-- Problem statement --
Look through the lines below and extract any with the word "иметь".

##### Entries #####

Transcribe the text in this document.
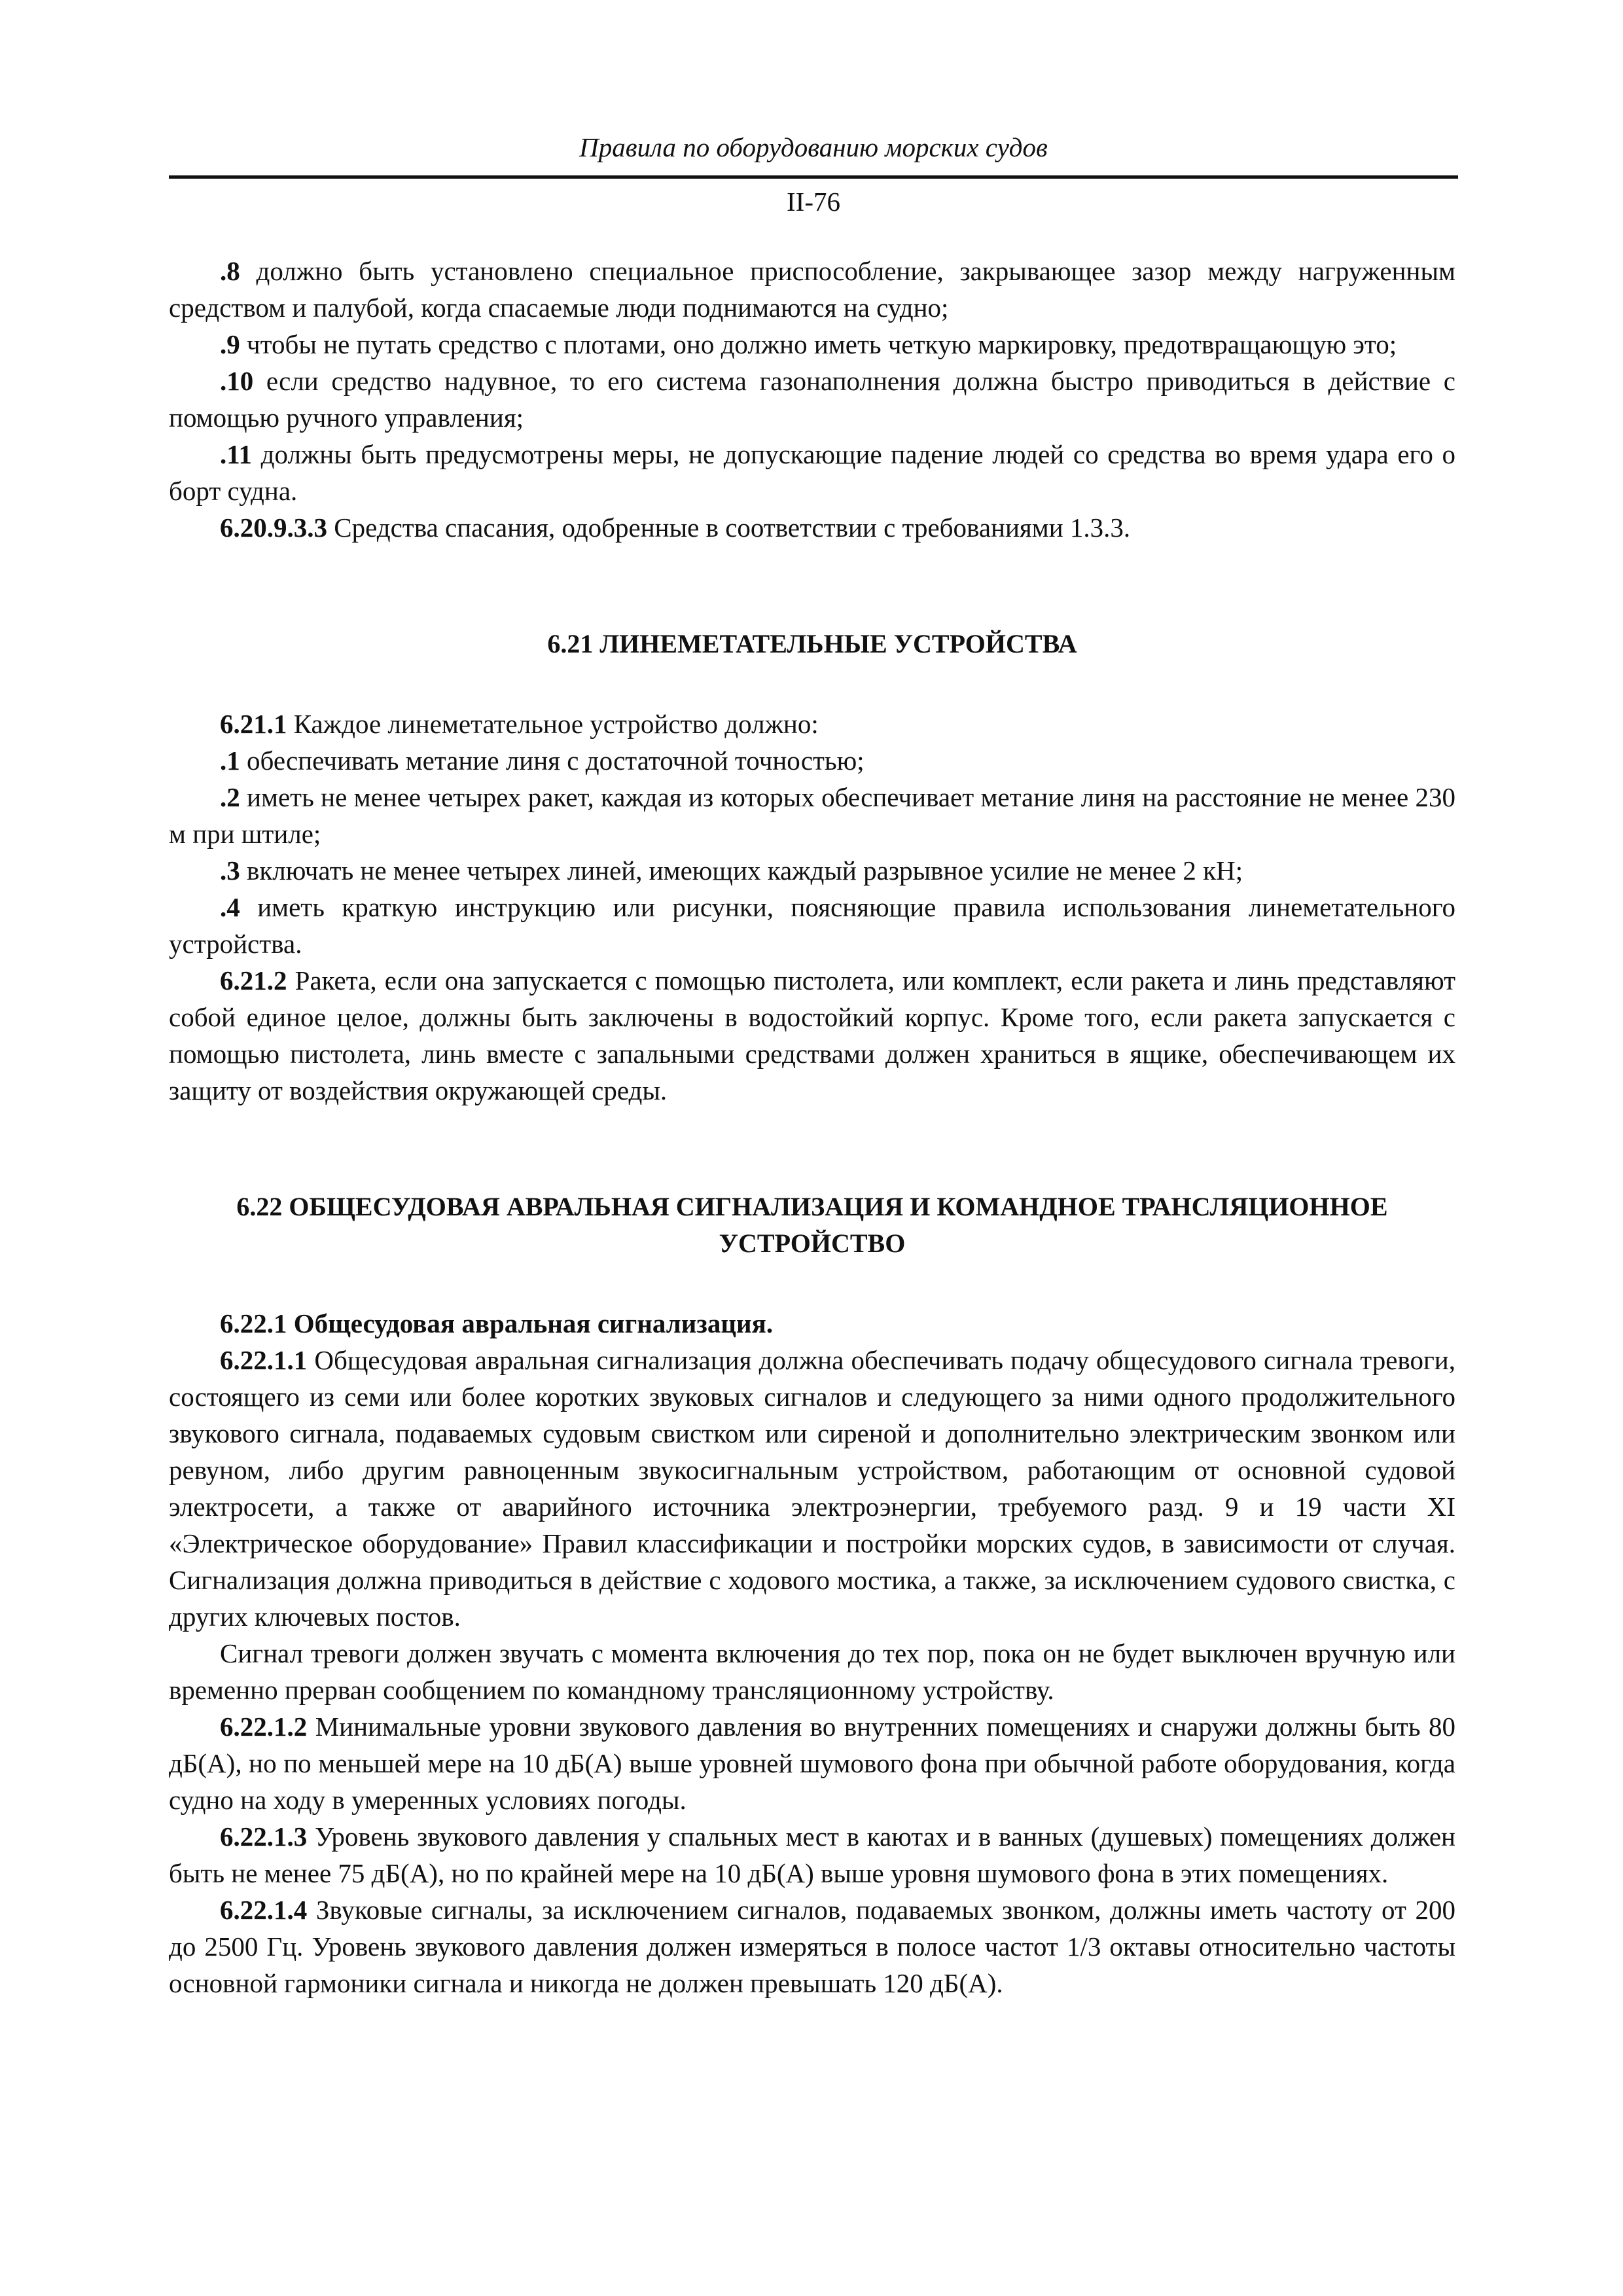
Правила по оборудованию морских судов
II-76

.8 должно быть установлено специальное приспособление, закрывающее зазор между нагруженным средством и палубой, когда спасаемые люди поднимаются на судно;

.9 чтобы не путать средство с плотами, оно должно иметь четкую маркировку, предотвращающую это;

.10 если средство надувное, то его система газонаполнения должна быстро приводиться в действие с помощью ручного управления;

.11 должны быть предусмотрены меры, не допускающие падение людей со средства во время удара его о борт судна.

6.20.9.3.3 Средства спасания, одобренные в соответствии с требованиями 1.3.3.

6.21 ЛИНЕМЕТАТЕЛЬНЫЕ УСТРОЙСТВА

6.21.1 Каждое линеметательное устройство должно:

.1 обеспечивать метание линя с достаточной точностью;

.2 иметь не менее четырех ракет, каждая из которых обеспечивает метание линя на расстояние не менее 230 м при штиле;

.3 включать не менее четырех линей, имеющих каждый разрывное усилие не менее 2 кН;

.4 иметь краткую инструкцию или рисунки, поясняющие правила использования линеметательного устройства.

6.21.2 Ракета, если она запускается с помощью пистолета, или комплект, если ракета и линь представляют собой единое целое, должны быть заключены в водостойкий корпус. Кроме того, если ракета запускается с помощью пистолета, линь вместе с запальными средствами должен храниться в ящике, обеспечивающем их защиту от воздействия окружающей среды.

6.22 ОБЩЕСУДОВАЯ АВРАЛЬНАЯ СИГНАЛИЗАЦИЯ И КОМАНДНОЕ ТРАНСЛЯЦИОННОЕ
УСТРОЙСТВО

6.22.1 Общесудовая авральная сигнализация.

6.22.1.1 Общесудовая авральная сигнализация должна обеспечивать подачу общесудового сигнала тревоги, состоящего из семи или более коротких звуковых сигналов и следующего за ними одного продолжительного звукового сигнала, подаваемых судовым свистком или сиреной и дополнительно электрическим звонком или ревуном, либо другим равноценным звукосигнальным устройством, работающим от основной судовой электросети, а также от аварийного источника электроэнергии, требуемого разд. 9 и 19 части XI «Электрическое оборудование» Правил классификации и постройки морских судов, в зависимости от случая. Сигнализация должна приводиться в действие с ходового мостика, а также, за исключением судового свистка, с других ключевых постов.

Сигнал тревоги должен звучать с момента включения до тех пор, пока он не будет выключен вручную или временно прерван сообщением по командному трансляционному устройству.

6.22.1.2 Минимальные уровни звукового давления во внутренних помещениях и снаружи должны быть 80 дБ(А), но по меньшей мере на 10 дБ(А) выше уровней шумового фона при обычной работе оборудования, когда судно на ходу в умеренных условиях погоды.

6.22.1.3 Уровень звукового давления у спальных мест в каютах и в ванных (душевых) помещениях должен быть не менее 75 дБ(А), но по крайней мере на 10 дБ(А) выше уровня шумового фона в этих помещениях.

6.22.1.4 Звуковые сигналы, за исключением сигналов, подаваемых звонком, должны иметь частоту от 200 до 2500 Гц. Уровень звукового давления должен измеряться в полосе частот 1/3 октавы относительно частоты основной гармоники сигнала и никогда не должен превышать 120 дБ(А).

#####
##### Entries #####

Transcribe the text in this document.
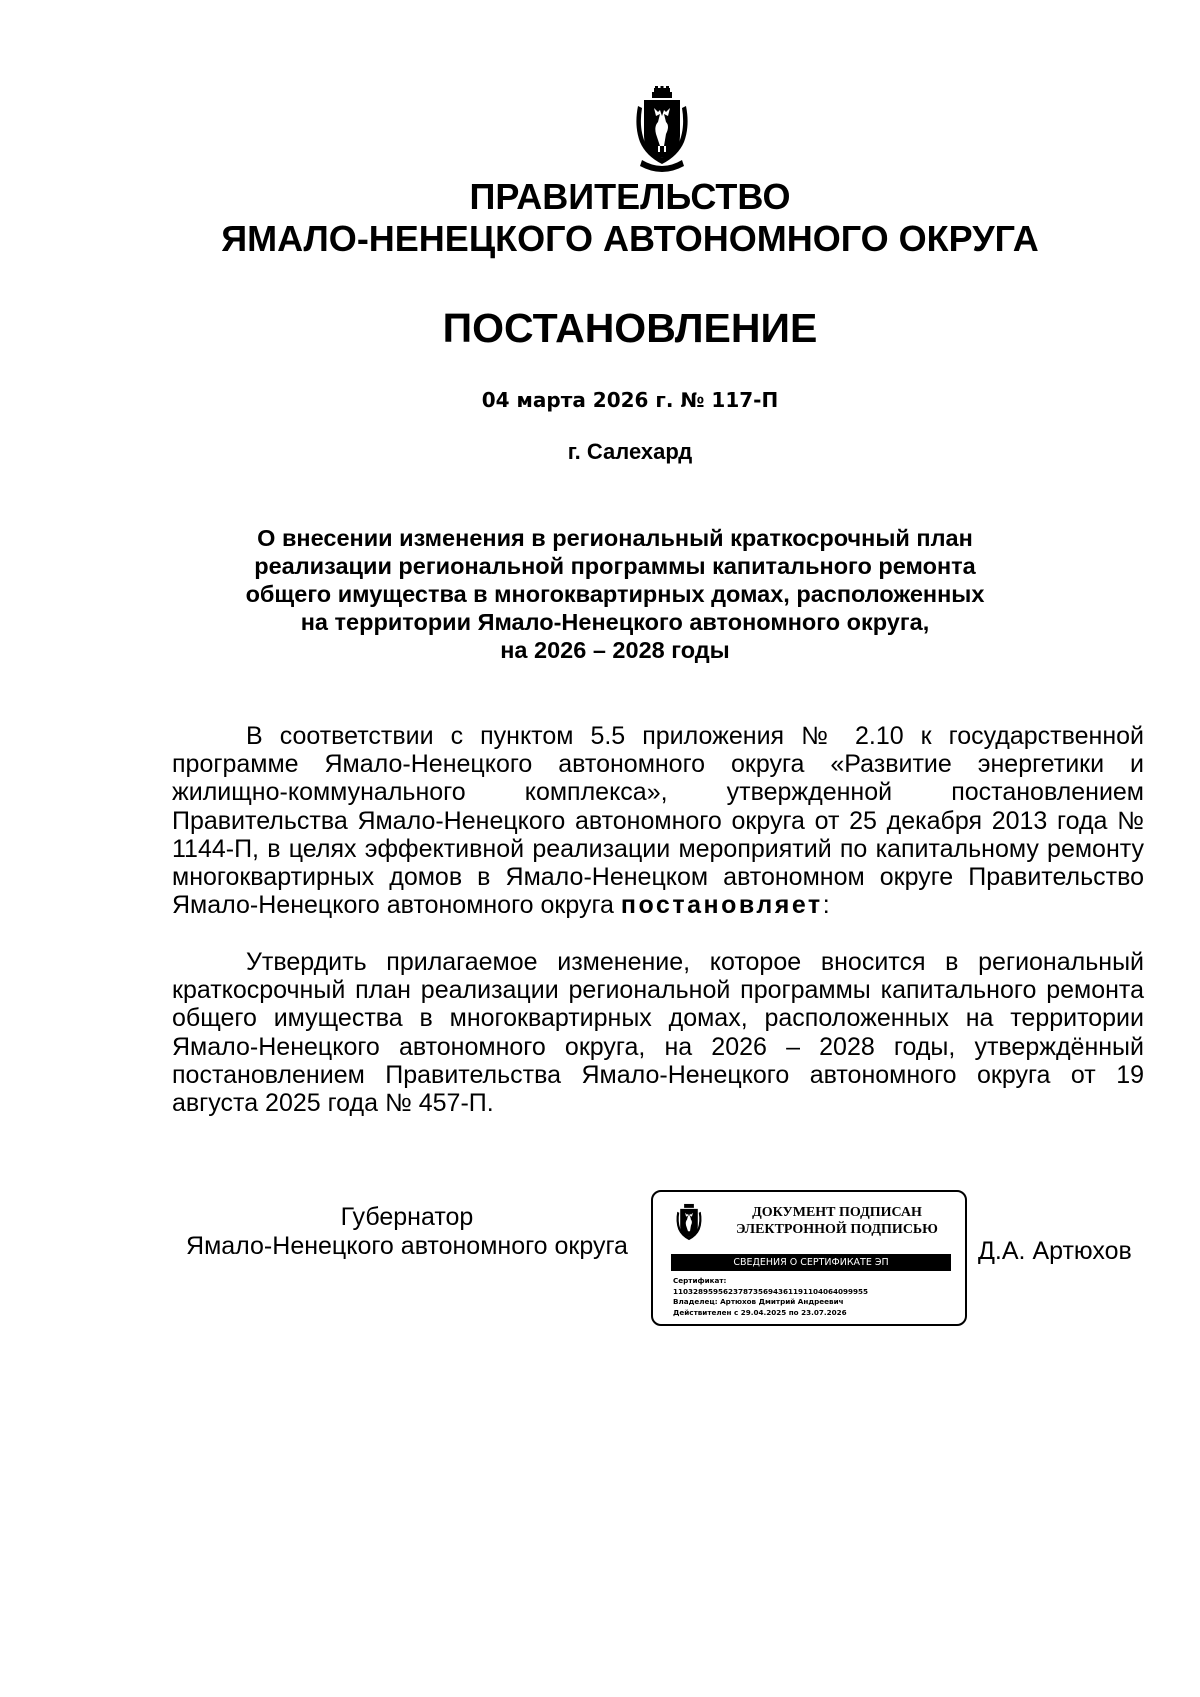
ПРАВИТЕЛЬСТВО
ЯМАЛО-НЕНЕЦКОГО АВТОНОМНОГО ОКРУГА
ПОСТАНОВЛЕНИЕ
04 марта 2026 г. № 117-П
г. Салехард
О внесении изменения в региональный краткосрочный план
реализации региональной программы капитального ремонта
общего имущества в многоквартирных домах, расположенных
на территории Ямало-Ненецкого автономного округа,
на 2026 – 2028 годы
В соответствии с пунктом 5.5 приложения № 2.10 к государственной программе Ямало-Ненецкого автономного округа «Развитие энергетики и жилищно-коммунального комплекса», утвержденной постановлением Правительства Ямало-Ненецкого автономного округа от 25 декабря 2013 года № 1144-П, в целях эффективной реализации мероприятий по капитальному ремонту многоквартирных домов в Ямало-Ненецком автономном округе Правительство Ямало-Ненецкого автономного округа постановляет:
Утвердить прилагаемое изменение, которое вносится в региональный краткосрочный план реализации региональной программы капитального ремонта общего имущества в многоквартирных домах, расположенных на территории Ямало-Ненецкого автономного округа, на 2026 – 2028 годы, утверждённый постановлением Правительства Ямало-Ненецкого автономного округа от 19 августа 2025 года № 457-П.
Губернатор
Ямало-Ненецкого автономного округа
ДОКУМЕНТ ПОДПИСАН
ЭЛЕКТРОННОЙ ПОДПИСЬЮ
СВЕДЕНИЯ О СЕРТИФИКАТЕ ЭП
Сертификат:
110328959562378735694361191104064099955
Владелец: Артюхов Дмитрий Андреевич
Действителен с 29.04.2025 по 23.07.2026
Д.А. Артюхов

#####

-- The output --
.9 чтобы не путать средство с плотами, оно должно иметь четкую маркировку, предотвращающую это;
.2 иметь не менее четырех ракет, каждая из которых обеспечивает метание линя на расстояние не менее 230 м при штиле;
.4 иметь краткую инструкцию или рисунки, поясняющие правила использования линеметательного устройства.
6.22.1.4 Звуковые сигналы, за исключением сигналов, подаваемых звонком, должны иметь частоту от 200 до 2500 Гц. Уровень звукового давления должен измеряться в полосе частот 1/3 октавы относительно частоты основной гармоники сигнала и никогда не должен превышать 120 дБ(А).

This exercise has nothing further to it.